• Selected text:
________________________________________
For this week's installment of my album (more on that here), I present "Shine," a tune named after a horse my wife used to ride at a local barn. For the record, my wife leased Shine; we do not make "own and board a horse" money...but wait till this album blows up the charts! : ) Since its heavy on the 4th string, I decided that this tune might benefit from a mellowed-out banjo sound; therefore, in preparation for this recording, I removed the second tone ring I added to the buckeye a couple months back (more on that here). As with the other tunes I've recorded thus far (here and here) I played it twice through: once with solo banjo, once with boom-chick guitar:
"Shine" - an original fiddle tune by Jeff Norman (me). Played twice through by me on my Buckeye tuned to aDADE; guitar accompaniment the second time through using a 12-fret Epiphone Masterbilt in standard guitar tuning capped at the 2nd fret. Tune and recording Copyright 2017 - Jeff Norman.
More about the tune:
"Shine" is played in double D tuning (aDADE) and has roughly an AABB structure. However, the second A part lingers on an A chord for a few extra beats until I play a funny little drop thumb riff that takes you into the B part. The chords for the A part, which is in B minor, form a 4 chord progression that I remember hearing in a lot of punk rock tunes. Though I didn't realize it when I wrote it, the chords for the B part, which is in D major, are quite similar to what one would play for "Canon in D" (a.k.a. Pachabel's canon) with a slightly different ending; as a former cellist, I have spent a lot of time sawing out the bass notes for these chords...it's therefore completely unsurprising to me that they would make their way into one of my tunes subconsciously.
The transition back to the A part is a bit abrupt - I use the same riff that took us into the B part, but I string it right into the opening phrase of the A part for a bit of crookedness. I actually use this trick on another tune called "How's your Courage?," which I'll be recording eventually as well; try to act surprised when you hear it a second time : ). The tune ends with this trick as well and I drop out the guitar for added effect. I regret that I accidentally trimmed down the recording a bit too much after that ending (wish I'd left that note ringing a little longer...).
The past two recordings were made without using Garage band's built in metronome feature....and in my opinion, it shows. While I feel like I've got pretty solid rhythm in my solo playing, a couple listen-throughs to those recordings makes me realize that I actually don't. When I was trying this tune sans metronome, the B part was really lagging. Eventually, I put on my fancy dj headphones (they're like nuclear blue and huge) and tried it with the metronome on and the speed set to 109 BPM (this is where I clocked my playing when I wasn't overthinking it). The tune could likely go a bit faster, but I kind of like it a bit chilled out as it is here. I do think that my "big brushes" (here) in the B part are a little much: they kind of clash with the boom chicks from the guitar. If I record this one again, I may try taking them out.
________________________________________
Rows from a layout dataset

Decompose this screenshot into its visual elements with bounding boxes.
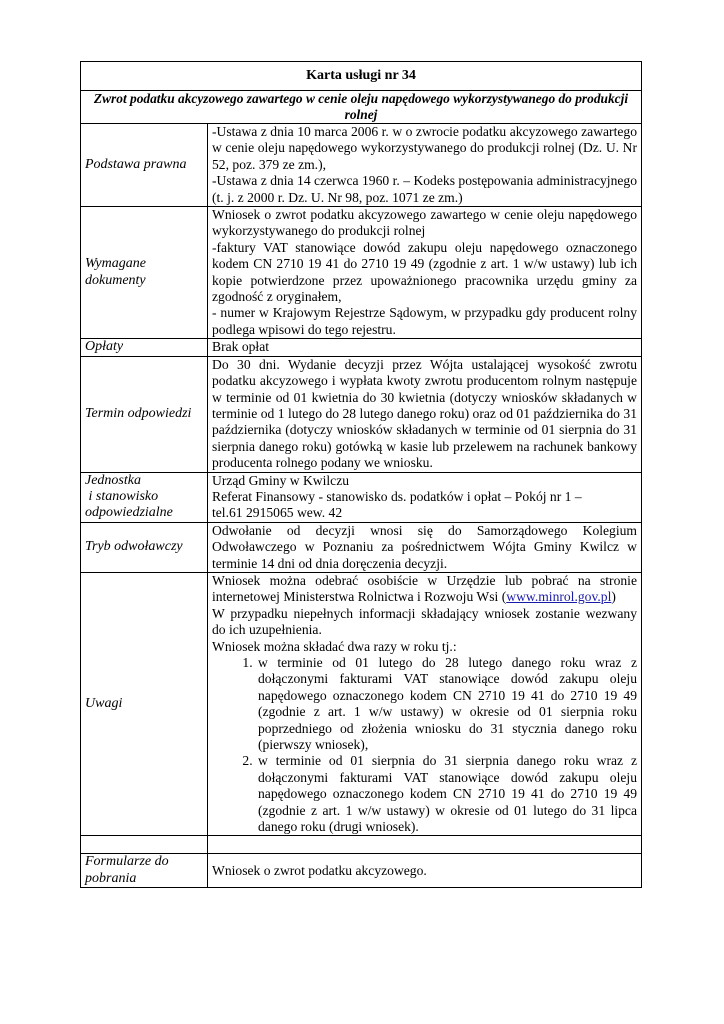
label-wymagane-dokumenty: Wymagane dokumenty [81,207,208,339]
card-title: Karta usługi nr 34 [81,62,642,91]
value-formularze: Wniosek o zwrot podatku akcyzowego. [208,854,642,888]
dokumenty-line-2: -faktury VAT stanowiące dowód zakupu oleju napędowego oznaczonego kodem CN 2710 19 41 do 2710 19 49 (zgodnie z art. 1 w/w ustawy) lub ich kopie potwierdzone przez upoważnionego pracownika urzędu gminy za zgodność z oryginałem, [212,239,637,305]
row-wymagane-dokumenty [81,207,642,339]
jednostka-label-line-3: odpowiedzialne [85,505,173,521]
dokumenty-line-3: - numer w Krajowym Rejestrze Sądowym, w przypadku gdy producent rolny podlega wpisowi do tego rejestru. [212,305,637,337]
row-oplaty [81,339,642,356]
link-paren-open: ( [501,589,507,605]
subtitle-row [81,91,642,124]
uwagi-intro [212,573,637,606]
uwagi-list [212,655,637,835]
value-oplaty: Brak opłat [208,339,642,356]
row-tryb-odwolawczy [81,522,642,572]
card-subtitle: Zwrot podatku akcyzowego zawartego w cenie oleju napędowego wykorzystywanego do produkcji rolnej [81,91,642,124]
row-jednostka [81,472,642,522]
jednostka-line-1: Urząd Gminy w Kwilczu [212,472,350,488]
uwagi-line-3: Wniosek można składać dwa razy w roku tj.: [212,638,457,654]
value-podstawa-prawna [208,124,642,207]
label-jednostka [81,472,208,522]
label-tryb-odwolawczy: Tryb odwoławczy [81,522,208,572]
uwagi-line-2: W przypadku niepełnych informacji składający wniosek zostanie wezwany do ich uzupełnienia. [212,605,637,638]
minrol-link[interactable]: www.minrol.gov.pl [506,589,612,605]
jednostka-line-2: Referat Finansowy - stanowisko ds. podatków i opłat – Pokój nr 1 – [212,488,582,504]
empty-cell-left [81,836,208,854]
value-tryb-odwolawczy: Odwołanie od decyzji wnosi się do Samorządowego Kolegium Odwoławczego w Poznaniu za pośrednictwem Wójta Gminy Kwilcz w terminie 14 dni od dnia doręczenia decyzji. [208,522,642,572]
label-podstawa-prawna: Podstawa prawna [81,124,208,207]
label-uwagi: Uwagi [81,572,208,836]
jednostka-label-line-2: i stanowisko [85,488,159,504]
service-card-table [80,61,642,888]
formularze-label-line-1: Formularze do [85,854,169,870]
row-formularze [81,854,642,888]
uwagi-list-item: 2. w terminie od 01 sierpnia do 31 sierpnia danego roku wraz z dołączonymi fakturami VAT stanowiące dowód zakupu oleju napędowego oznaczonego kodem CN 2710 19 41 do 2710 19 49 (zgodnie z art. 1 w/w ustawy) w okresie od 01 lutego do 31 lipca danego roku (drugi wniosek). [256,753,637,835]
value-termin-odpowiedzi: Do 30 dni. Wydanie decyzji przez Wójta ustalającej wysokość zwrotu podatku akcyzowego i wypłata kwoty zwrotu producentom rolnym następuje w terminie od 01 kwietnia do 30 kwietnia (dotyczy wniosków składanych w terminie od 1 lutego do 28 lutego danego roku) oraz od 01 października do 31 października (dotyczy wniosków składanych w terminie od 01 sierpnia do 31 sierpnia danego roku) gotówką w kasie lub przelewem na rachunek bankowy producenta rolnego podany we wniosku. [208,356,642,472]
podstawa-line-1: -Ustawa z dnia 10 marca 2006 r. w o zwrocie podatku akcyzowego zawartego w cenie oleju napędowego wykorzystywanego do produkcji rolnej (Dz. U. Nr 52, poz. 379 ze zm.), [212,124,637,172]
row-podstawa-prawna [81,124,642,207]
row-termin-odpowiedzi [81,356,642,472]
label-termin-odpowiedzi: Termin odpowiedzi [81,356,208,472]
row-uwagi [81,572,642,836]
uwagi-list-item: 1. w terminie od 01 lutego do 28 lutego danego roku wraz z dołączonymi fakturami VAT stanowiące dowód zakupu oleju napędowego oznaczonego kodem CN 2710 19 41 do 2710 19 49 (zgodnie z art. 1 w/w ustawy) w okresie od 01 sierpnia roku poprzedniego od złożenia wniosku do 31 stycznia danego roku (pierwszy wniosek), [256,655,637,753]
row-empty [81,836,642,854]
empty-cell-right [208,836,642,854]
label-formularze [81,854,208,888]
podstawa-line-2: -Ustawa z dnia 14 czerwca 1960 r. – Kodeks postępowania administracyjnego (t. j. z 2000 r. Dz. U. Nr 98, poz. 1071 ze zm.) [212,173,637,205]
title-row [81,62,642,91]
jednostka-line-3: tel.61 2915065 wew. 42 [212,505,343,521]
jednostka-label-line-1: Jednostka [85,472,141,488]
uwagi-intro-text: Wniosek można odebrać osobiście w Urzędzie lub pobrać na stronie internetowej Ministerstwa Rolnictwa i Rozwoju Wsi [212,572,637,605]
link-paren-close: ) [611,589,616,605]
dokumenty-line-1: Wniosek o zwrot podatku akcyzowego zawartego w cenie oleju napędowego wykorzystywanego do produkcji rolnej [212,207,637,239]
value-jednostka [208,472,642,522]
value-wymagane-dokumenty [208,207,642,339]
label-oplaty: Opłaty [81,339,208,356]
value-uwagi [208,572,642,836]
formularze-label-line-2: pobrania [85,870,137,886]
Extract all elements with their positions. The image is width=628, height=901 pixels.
________________________________________
• What you have to do:
Transcribe the passage of the blog post about the tune Shine, starting with "The past two" and going on through "taking them out.".

• The result:
The past two recordings were made without using Garage band's built in metronome feature....and in my opinion, it shows. While I feel like I've got pretty solid rhythm in my solo playing, a couple listen-throughs to those recordings makes me realize that I actually don't. When I was trying this tune sans metronome, the B part was really lagging. Eventually, I put on my fancy dj headphones (they're like nuclear blue and huge) and tried it with the metronome on and the speed set to 109 BPM (this is where I clocked my playing when I wasn't overthinking it). The tune could likely go a bit faster, but I kind of like it a bit chilled out as it is here. I do think that my "big brushes" (here) in the B part are a little much: they kind of clash with the boom chicks from the guitar. If I record this one again, I may try taking them out.